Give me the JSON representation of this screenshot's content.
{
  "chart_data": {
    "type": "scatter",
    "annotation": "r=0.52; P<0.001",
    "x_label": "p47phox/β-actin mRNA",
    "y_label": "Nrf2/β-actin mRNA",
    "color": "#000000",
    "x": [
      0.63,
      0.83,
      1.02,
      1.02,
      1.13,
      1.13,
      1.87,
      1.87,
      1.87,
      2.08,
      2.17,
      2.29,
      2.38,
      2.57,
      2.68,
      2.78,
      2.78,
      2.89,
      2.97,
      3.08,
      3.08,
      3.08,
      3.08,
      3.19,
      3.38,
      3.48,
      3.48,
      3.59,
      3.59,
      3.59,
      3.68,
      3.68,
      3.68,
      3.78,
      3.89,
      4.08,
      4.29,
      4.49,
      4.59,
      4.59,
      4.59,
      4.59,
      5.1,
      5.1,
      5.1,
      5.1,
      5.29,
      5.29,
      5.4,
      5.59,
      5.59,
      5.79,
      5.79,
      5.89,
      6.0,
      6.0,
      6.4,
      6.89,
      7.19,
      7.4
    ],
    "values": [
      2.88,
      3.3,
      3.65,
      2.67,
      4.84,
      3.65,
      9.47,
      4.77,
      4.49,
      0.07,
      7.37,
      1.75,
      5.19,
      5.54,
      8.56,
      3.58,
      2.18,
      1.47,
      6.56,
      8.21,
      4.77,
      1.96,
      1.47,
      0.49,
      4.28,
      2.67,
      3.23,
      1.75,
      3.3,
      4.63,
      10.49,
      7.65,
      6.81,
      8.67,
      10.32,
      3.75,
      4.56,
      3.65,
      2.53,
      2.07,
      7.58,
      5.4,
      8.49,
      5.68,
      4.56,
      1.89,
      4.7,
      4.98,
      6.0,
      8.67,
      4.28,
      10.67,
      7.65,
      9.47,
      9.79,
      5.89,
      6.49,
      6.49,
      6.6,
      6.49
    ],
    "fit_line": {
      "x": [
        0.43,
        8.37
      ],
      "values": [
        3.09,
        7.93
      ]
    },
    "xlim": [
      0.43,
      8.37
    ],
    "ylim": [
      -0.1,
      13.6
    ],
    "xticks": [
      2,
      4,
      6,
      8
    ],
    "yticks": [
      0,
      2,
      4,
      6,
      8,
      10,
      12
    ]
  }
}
☆ ☆ ☆ ☆ ☆
**Task brief:** Each line in the records above that contains the word "mRNA" must be copied.

**Answer box:**
    "x_label": "p47phox/β-actin mRNA",
    "y_label": "Nrf2/β-actin mRNA",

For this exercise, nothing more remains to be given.